→ **PROBLEM TO SOLVE**: Produce an exact copy of all the records.

→ **TASK INPUT**:
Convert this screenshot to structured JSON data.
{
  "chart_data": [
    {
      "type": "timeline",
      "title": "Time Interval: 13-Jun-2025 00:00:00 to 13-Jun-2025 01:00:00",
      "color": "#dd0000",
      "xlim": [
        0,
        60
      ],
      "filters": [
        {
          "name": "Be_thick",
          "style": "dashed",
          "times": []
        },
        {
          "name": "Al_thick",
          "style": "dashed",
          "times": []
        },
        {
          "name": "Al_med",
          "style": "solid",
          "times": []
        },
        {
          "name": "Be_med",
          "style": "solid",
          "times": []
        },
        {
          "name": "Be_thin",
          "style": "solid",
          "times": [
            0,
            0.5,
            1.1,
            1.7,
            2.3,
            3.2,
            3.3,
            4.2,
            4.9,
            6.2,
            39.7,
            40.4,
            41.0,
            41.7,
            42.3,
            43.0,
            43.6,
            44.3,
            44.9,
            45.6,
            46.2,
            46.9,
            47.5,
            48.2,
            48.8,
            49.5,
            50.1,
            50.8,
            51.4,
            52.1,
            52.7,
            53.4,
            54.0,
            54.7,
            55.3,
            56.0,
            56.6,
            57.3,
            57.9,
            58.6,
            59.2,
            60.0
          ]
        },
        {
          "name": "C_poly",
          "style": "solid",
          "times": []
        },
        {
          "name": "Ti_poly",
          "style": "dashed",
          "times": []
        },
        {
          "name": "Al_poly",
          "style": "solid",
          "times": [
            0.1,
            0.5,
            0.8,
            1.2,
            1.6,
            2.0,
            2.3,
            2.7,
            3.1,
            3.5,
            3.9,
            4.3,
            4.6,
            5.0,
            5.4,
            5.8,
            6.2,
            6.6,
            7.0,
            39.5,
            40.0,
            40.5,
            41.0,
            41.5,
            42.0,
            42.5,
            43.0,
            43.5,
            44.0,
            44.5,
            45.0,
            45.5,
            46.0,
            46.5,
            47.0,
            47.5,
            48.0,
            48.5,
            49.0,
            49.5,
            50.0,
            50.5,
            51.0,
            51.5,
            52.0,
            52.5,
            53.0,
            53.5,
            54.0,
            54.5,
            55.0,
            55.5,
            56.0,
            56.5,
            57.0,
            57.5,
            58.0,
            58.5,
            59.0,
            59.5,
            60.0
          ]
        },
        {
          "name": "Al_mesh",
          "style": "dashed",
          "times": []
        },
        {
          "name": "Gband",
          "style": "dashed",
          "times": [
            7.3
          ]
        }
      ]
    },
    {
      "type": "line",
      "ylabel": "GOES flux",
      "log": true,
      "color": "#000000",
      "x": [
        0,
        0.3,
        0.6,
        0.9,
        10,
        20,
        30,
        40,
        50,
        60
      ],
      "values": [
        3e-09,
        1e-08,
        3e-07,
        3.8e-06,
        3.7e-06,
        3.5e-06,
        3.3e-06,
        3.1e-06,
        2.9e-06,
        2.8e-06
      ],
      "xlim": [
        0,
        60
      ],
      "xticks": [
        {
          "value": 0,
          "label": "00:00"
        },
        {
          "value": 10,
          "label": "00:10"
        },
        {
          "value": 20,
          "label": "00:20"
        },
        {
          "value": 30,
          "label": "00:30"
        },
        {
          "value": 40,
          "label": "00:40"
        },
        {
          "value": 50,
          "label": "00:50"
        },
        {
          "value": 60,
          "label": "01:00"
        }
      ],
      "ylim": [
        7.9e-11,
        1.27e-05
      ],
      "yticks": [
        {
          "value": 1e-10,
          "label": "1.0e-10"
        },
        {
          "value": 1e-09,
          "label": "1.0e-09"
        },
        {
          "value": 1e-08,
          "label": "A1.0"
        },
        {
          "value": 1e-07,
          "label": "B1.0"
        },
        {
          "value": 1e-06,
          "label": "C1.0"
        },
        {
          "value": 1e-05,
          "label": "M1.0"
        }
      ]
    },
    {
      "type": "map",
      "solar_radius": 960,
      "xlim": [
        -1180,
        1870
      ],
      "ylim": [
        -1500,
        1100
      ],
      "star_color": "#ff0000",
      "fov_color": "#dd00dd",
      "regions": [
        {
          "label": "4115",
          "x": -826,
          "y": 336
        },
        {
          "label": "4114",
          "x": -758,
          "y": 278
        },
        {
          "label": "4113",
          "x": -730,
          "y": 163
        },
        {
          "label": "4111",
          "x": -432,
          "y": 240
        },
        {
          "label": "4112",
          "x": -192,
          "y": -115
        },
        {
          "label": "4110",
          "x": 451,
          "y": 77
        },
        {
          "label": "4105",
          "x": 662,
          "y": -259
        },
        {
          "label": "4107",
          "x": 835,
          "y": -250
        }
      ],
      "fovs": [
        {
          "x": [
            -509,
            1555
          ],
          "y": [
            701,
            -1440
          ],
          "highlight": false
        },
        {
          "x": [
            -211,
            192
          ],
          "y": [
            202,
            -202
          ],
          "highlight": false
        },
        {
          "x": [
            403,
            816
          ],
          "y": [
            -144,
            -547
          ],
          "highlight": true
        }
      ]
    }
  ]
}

→ **CORRECT RESULT**:
Convert this screenshot to structured JSON data.
{
  "chart_data": [
    {
      "type": "timeline",
      "title": "Time Interval: 13-Jun-2025 00:00:00 to 13-Jun-2025 01:00:00",
      "color": "#dd0000",
      "xlim": [
        0,
        60
      ],
      "filters": [
        {
          "name": "Be_thick",
          "style": "dashed",
          "times": []
        },
        {
          "name": "Al_thick",
          "style": "dashed",
          "times": []
        },
        {
          "name": "Al_med",
          "style": "solid",
          "times": []
        },
        {
          "name": "Be_med",
          "style": "solid",
          "times": []
        },
        {
          "name": "Be_thin",
          "style": "solid",
          "times": [
            0,
            0.5,
            1.1,
            1.7,
            2.3,
            3.2,
            3.3,
            4.2,
            4.9,
            6.2,
            39.7,
            40.4,
            41.0,
            41.7,
            42.3,
            43.0,
            43.6,
            44.3,
            44.9,
            45.6,
            46.2,
            46.9,
            47.5,
            48.2,
            48.8,
            49.5,
            50.1,
            50.8,
            51.4,
            52.1,
            52.7,
            53.4,
            54.0,
            54.7,
            55.3,
            56.0,
            56.6,
            57.3,
            57.9,
            58.6,
            59.2,
            60.0
          ]
        },
        {
          "name": "C_poly",
          "style": "solid",
          "times": []
        },
        {
          "name": "Ti_poly",
          "style": "dashed",
          "times": []
        },
        {
          "name": "Al_poly",
          "style": "solid",
          "times": [
            0.1,
            0.5,
            0.8,
            1.2,
            1.6,
            2.0,
            2.3,
            2.7,
            3.1,
            3.5,
            3.9,
            4.3,
            4.6,
            5.0,
            5.4,
            5.8,
            6.2,
            6.6,
            7.0,
            39.5,
            40.0,
            40.5,
            41.0,
            41.5,
            42.0,
            42.5,
            43.0,
            43.5,
            44.0,
            44.5,
            45.0,
            45.5,
            46.0,
            46.5,
            47.0,
            47.5,
            48.0,
            48.5,
            49.0,
            49.5,
            50.0,
            50.5,
            51.0,
            51.5,
            52.0,
            52.5,
            53.0,
            53.5,
            54.0,
            54.5,
            55.0,
            55.5,
            56.0,
            56.5,
            57.0,
            57.5,
            58.0,
            58.5,
            59.0,
            59.5,
            60.0
          ]
        },
        {
          "name": "Al_mesh",
          "style": "dashed",
          "times": []
        },
        {
          "name": "Gband",
          "style": "dashed",
          "times": [
            7.3
          ]
        }
      ]
    },
    {
      "type": "line",
      "ylabel": "GOES flux",
      "log": true,
      "color": "#000000",
      "x": [
        0,
        0.3,
        0.6,
        0.9,
        10,
        20,
        30,
        40,
        50,
        60
      ],
      "values": [
        3e-09,
        1e-08,
        3e-07,
        3.8e-06,
        3.7e-06,
        3.5e-06,
        3.3e-06,
        3.1e-06,
        2.9e-06,
        2.8e-06
      ],
      "xlim": [
        0,
        60
      ],
      "xticks": [
        {
          "value": 0,
          "label": "00:00"
        },
        {
          "value": 10,
          "label": "00:10"
        },
        {
          "value": 20,
          "label": "00:20"
        },
        {
          "value": 30,
          "label": "00:30"
        },
        {
          "value": 40,
          "label": "00:40"
        },
        {
          "value": 50,
          "label": "00:50"
        },
        {
          "value": 60,
          "label": "01:00"
        }
      ],
      "ylim": [
        7.9e-11,
        1.27e-05
      ],
      "yticks": [
        {
          "value": 1e-10,
          "label": "1.0e-10"
        },
        {
          "value": 1e-09,
          "label": "1.0e-09"
        },
        {
          "value": 1e-08,
          "label": "A1.0"
        },
        {
          "value": 1e-07,
          "label": "B1.0"
        },
        {
          "value": 1e-06,
          "label": "C1.0"
        },
        {
          "value": 1e-05,
          "label": "M1.0"
        }
      ]
    },
    {
      "type": "map",
      "solar_radius": 960,
      "xlim": [
        -1180,
        1870
      ],
      "ylim": [
        -1500,
        1100
      ],
      "star_color": "#ff0000",
      "fov_color": "#dd00dd",
      "regions": [
        {
          "label": "4115",
          "x": -826,
          "y": 336
        },
        {
          "label": "4114",
          "x": -758,
          "y": 278
        },
        {
          "label": "4113",
          "x": -730,
          "y": 163
        },
        {
          "label": "4111",
          "x": -432,
          "y": 240
        },
        {
          "label": "4112",
          "x": -192,
          "y": -115
        },
        {
          "label": "4110",
          "x": 451,
          "y": 77
        },
        {
          "label": "4105",
          "x": 662,
          "y": -259
        },
        {
          "label": "4107",
          "x": 835,
          "y": -250
        }
      ],
      "fovs": [
        {
          "x": [
            -509,
            1555
          ],
          "y": [
            701,
            -1440
          ],
          "highlight": false
        },
        {
          "x": [
            -211,
            192
          ],
          "y": [
            202,
            -202
          ],
          "highlight": false
        },
        {
          "x": [
            403,
            816
          ],
          "y": [
            -144,
            -547
          ],
          "highlight": true
        }
      ]
    }
  ]
}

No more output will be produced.